• _Collected data_
## BEGIN
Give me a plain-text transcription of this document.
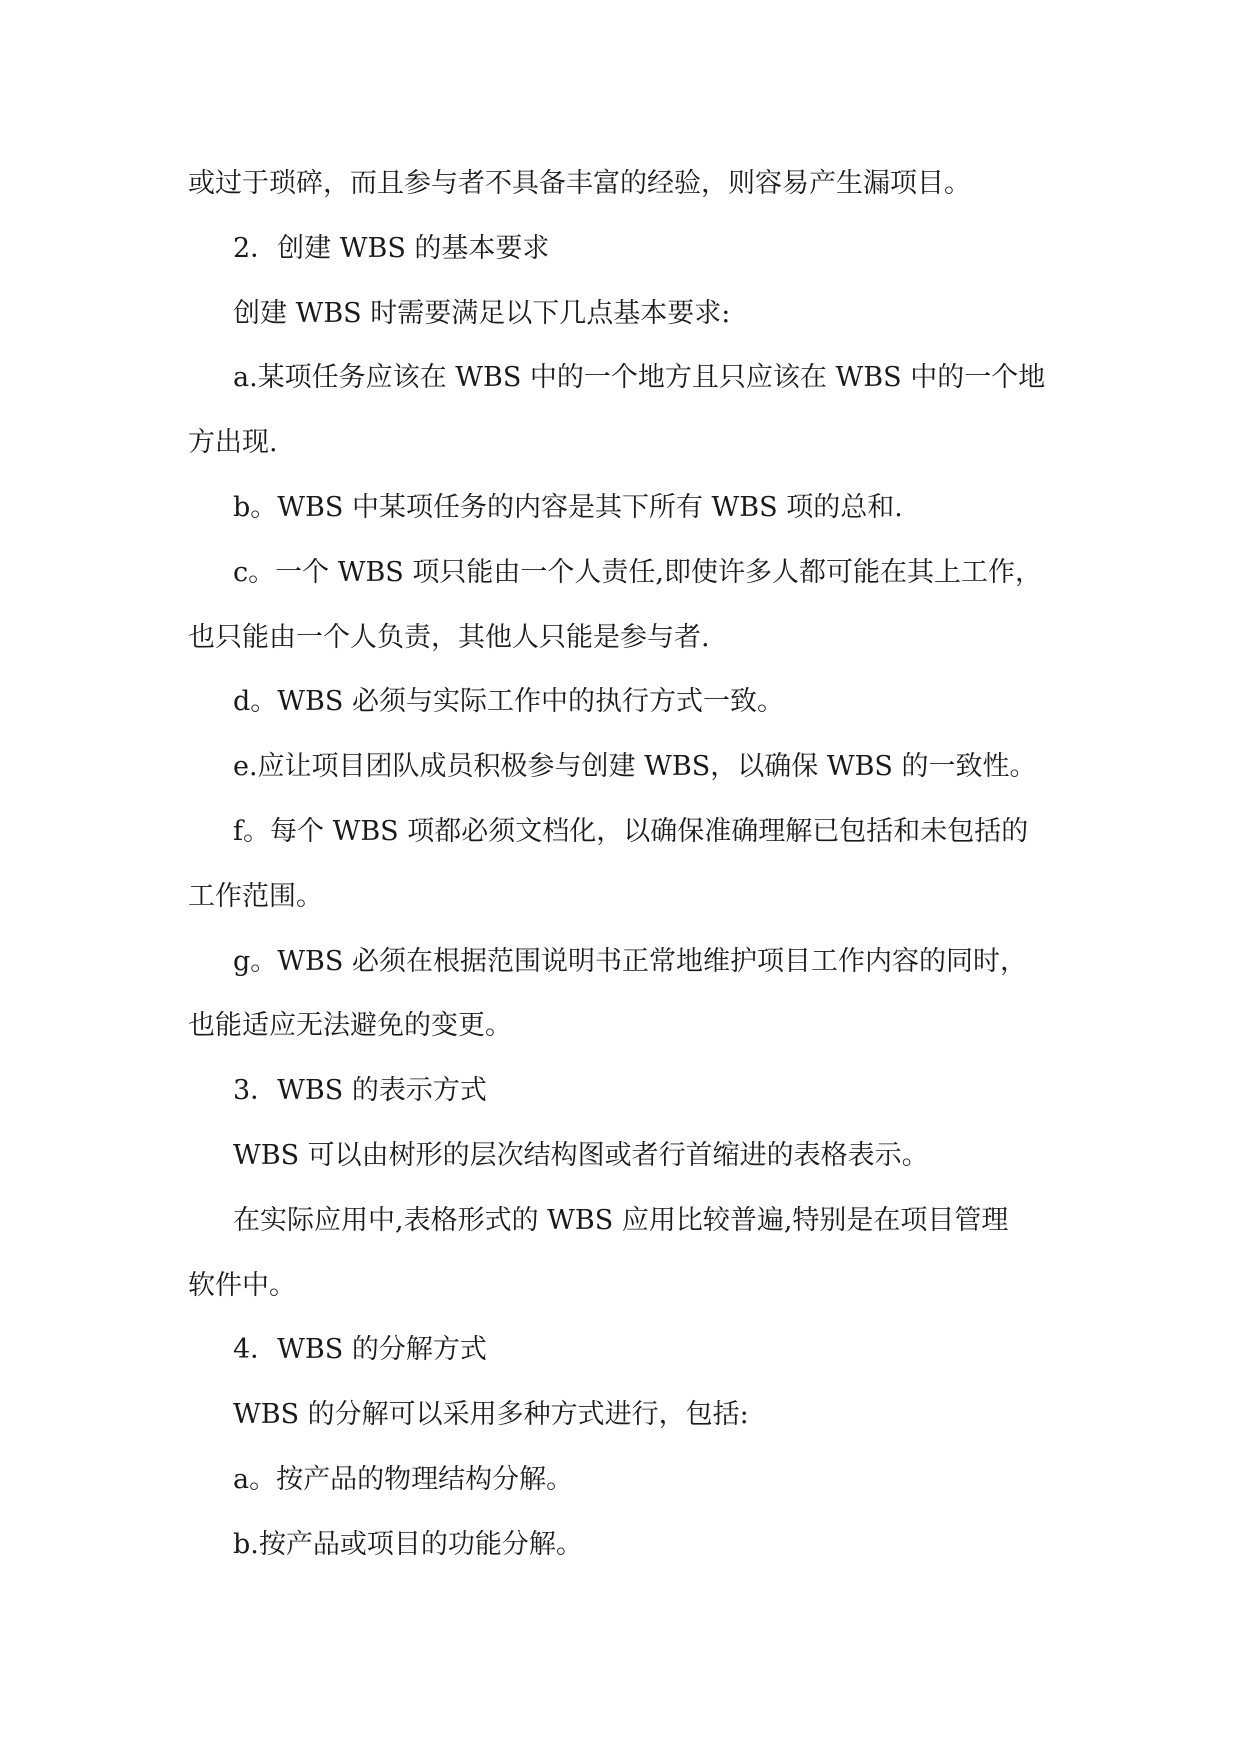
或过于琐碎，而且参与者不具备丰富的经验，则容易产生漏项目。
2．创建 WBS 的基本要求
创建 WBS 时需要满足以下几点基本要求:
a.某项任务应该在 WBS 中的一个地方且只应该在 WBS 中的一个地
方出现.
b。WBS 中某项任务的内容是其下所有 WBS 项的总和.
c。一个 WBS 项只能由一个人责任,即使许多人都可能在其上工作，
也只能由一个人负责，其他人只能是参与者.
d。WBS 必须与实际工作中的执行方式一致。
e.应让项目团队成员积极参与创建 WBS，以确保 WBS 的一致性。
f。每个 WBS 项都必须文档化，以确保准确理解已包括和未包括的
工作范围。
g。WBS 必须在根据范围说明书正常地维护项目工作内容的同时，
也能适应无法避免的变更。
3．WBS 的表示方式
WBS 可以由树形的层次结构图或者行首缩进的表格表示。
在实际应用中,表格形式的 WBS 应用比较普遍,特别是在项目管理
软件中。
4．WBS 的分解方式
WBS 的分解可以采用多种方式进行，包括:
a。按产品的物理结构分解。
b.按产品或项目的功能分解。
## END
• _AIM OF THE TASK_
Leave out the pictures and output the rest of the material exactly as written.

• _WRITTEN SOLUTION_
Give me a plain-text transcription of this document.
或过于琐碎，而且参与者不具备丰富的经验，则容易产生漏项目。
2．创建 WBS 的基本要求
创建 WBS 时需要满足以下几点基本要求:
a.某项任务应该在 WBS 中的一个地方且只应该在 WBS 中的一个地
方出现.
b。WBS 中某项任务的内容是其下所有 WBS 项的总和.
c。一个 WBS 项只能由一个人责任,即使许多人都可能在其上工作，
也只能由一个人负责，其他人只能是参与者.
d。WBS 必须与实际工作中的执行方式一致。
e.应让项目团队成员积极参与创建 WBS，以确保 WBS 的一致性。
f。每个 WBS 项都必须文档化，以确保准确理解已包括和未包括的
工作范围。
g。WBS 必须在根据范围说明书正常地维护项目工作内容的同时，
也能适应无法避免的变更。
3．WBS 的表示方式
WBS 可以由树形的层次结构图或者行首缩进的表格表示。
在实际应用中,表格形式的 WBS 应用比较普遍,特别是在项目管理
软件中。
4．WBS 的分解方式
WBS 的分解可以采用多种方式进行，包括:
a。按产品的物理结构分解。
b.按产品或项目的功能分解。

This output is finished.